Entries taken from a collection:
#####

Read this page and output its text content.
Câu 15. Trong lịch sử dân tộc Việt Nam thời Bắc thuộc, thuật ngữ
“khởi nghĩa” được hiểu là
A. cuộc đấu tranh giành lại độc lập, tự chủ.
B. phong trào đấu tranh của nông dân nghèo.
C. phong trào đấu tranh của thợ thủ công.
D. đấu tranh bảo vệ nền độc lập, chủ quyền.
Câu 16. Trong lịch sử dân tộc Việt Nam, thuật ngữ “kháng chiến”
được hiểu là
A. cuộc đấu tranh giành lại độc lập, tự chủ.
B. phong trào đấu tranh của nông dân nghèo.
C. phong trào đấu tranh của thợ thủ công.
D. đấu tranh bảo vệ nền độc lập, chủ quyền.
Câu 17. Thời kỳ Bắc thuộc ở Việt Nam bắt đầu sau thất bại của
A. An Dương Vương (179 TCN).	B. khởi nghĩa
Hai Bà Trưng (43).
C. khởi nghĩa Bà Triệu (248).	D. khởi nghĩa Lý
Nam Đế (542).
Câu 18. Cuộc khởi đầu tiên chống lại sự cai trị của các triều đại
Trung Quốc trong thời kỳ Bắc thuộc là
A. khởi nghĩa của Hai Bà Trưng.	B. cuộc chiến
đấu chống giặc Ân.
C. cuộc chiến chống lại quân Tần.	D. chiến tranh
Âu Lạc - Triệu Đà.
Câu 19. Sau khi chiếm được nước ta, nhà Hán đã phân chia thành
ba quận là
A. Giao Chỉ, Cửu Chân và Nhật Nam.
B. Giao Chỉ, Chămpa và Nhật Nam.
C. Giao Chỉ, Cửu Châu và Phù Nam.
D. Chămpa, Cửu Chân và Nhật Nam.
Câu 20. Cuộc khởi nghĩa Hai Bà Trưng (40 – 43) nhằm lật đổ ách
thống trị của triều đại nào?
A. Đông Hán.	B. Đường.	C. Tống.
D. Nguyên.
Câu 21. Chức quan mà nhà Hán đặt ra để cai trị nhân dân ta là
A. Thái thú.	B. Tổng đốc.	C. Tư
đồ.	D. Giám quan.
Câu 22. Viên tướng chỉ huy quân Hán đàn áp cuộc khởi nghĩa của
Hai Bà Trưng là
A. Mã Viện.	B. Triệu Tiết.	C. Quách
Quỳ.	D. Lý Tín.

#####

• _Set exercise_:
Pull out the lines above in which the word "chiến" appears.

• _The reply_:
Câu 16. Trong lịch sử dân tộc Việt Nam, thuật ngữ “kháng chiến”
A. khởi nghĩa của Hai Bà Trưng.	B. cuộc chiến
C. cuộc chiến chống lại quân Tần.	D. chiến tranh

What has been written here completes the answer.